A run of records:
>>>

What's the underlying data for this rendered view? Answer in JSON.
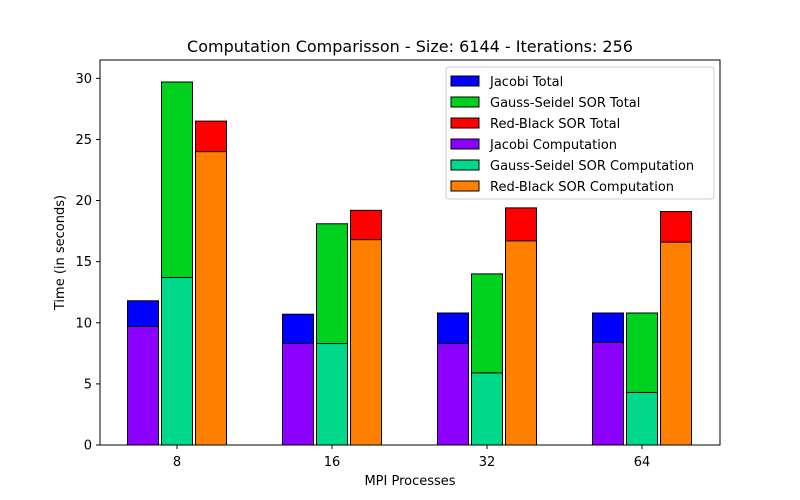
{
  "chart_data": {
    "type": "bar",
    "title": "Computation Comparisson - Size: 6144 - Iterations: 256",
    "xlabel": "MPI Processes",
    "ylabel": "Time (in seconds)",
    "categories": [
      "8",
      "16",
      "32",
      "64"
    ],
    "ylim": [
      0,
      31.5
    ],
    "yticks": [
      0,
      5,
      10,
      15,
      20,
      25,
      30
    ],
    "grid": false,
    "legend_position": "top-right",
    "series": [
      {
        "name": "Jacobi Total",
        "color": "#0000ff",
        "values": [
          11.8,
          10.7,
          10.8,
          10.8
        ]
      },
      {
        "name": "Gauss-Seidel SOR Total",
        "color": "#00d11f",
        "values": [
          29.7,
          18.1,
          14.0,
          10.8
        ]
      },
      {
        "name": "Red-Black SOR Total",
        "color": "#ff0000",
        "values": [
          26.5,
          19.2,
          19.4,
          19.1
        ]
      },
      {
        "name": "Jacobi Computation",
        "color": "#8b00ff",
        "values": [
          9.7,
          8.3,
          8.3,
          8.4
        ]
      },
      {
        "name": "Gauss-Seidel SOR Computation",
        "color": "#00d98a",
        "values": [
          13.7,
          8.3,
          5.9,
          4.3
        ]
      },
      {
        "name": "Red-Black SOR Computation",
        "color": "#ff7f00",
        "values": [
          24.0,
          16.8,
          16.7,
          16.6
        ]
      }
    ],
    "bar_groups": [
      {
        "algorithm": "Jacobi",
        "total_series": 0,
        "computation_series": 3
      },
      {
        "algorithm": "Gauss-Seidel SOR",
        "total_series": 1,
        "computation_series": 4
      },
      {
        "algorithm": "Red-Black SOR",
        "total_series": 2,
        "computation_series": 5
      }
    ]
  }
}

<<<

* **Your task**
Reply with nothing but the number of lines that contain the word "Seidel".

* **Reply**
3